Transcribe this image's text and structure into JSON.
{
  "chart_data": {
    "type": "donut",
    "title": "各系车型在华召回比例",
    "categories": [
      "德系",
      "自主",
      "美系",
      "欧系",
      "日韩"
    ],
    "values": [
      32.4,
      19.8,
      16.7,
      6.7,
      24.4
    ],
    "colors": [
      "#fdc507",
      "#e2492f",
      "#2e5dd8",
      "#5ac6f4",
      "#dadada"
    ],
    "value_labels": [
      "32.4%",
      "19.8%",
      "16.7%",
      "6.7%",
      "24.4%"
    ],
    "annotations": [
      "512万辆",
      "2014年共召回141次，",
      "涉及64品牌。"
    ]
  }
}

- Task objective -
Could you reproduce every record above exactly as it appears?

- In response -
Transcribe this image's text and structure into JSON.
{
  "chart_data": {
    "type": "donut",
    "title": "各系车型在华召回比例",
    "categories": [
      "德系",
      "自主",
      "美系",
      "欧系",
      "日韩"
    ],
    "values": [
      32.4,
      19.8,
      16.7,
      6.7,
      24.4
    ],
    "colors": [
      "#fdc507",
      "#e2492f",
      "#2e5dd8",
      "#5ac6f4",
      "#dadada"
    ],
    "value_labels": [
      "32.4%",
      "19.8%",
      "16.7%",
      "6.7%",
      "24.4%"
    ],
    "annotations": [
      "512万辆",
      "2014年共召回141次，",
      "涉及64品牌。"
    ]
  }
}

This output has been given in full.